WHAT YOU SHOULD DO:
Write every record out again exactly, and keep images out of it.

-- BEGIN --

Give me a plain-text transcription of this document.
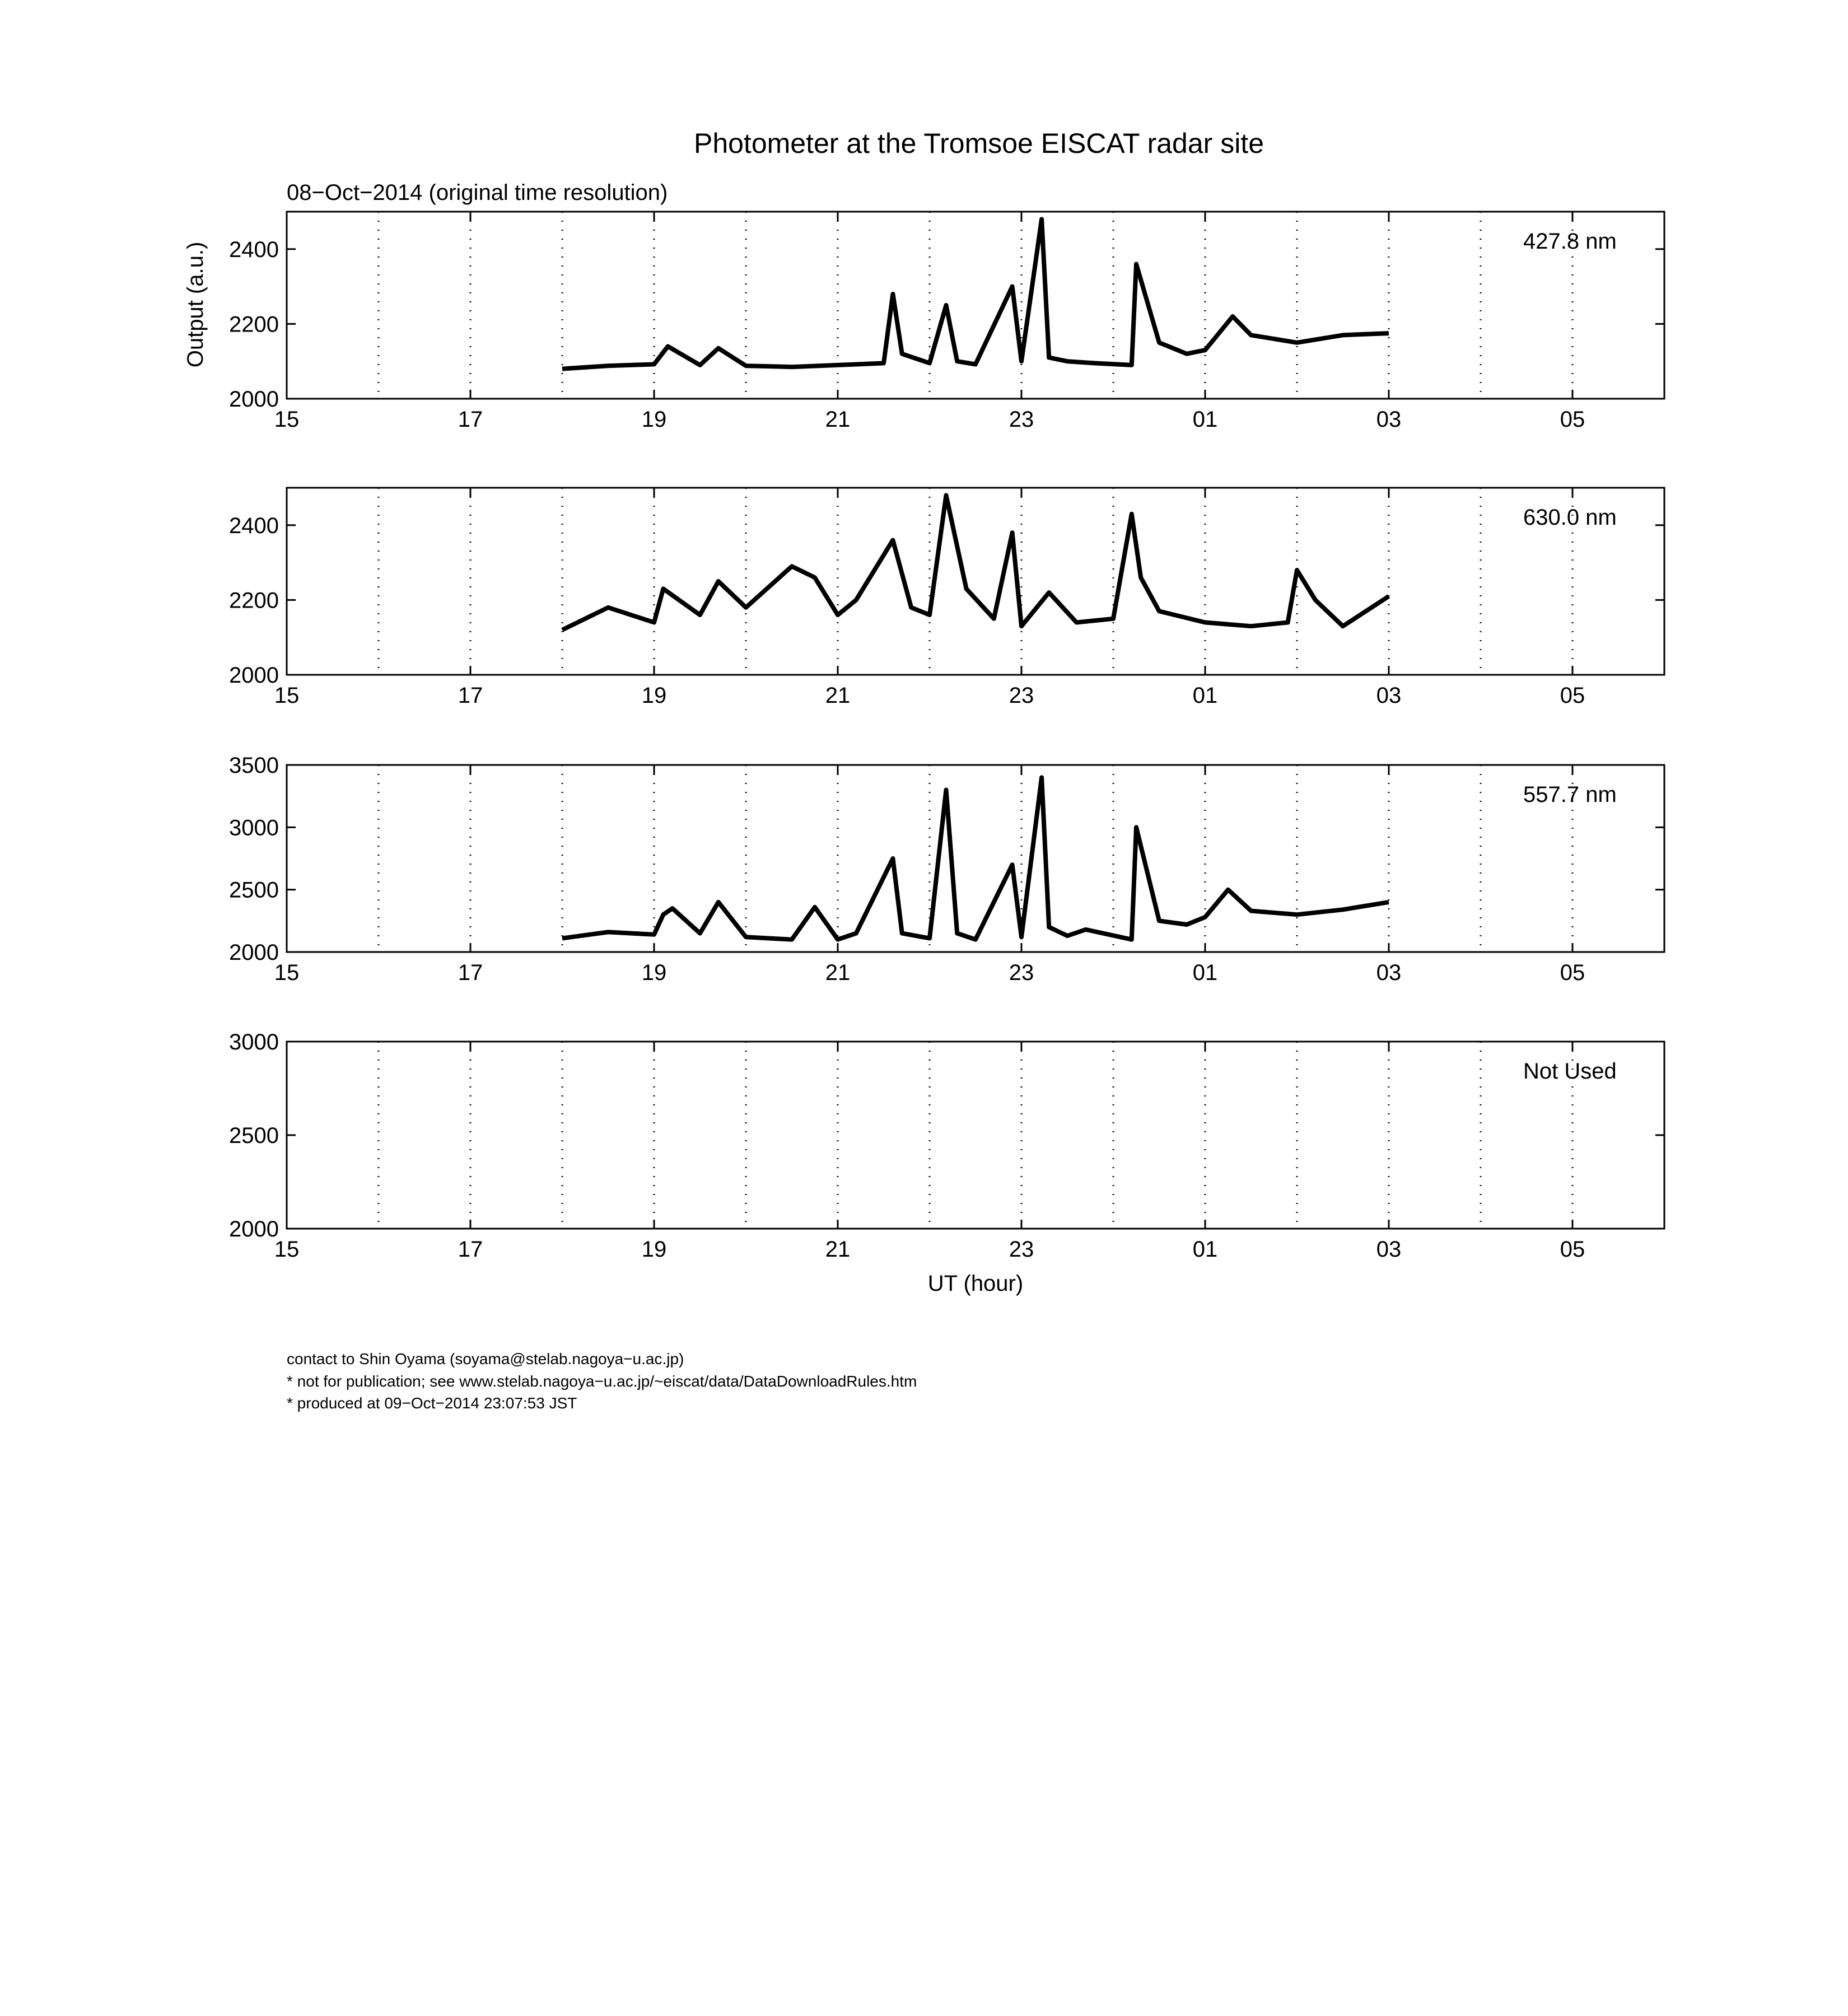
Photometer at the Tromsoe EISCAT radar site
08−Oct−2014 (original time resolution)
Output (a.u.)
UT (hour)
15	17	19	21	23	01	03	05
2000
2200
2400	427.8 nm
15	17	19	21	23	01	03	05
2000
2200
2400	630.0 nm
15	17	19	21	23	01	03	05
2000
2500
3000
3500
557.7 nm
15	17	19	21	23	01	03	05
2000
2500
3000
Not Used
contact to Shin Oyama (soyama@stelab.nagoya−u.ac.jp)
* not for publication; see www.stelab.nagoya−u.ac.jp/~eiscat/data/DataDownloadRules.htm
* produced at 09−Oct−2014 23:07:53 JST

-- END --

WRITTEN ANSWER:
Give me a plain-text transcription of this document.
Photometer at the Tromsoe EISCAT radar site
08−Oct−2014 (original time resolution)
Output (a.u.)
UT (hour)
15	17	19	21	23	01	03	05
2000
2200
2400	427.8 nm
15	17	19	21	23	01	03	05
2000
2200
2400	630.0 nm
15	17	19	21	23	01	03	05
2000
2500
3000
3500
557.7 nm
15	17	19	21	23	01	03	05
2000
2500
3000
Not Used
contact to Shin Oyama (soyama@stelab.nagoya−u.ac.jp)
* not for publication; see www.stelab.nagoya−u.ac.jp/~eiscat/data/DataDownloadRules.htm
* produced at 09−Oct−2014 23:07:53 JST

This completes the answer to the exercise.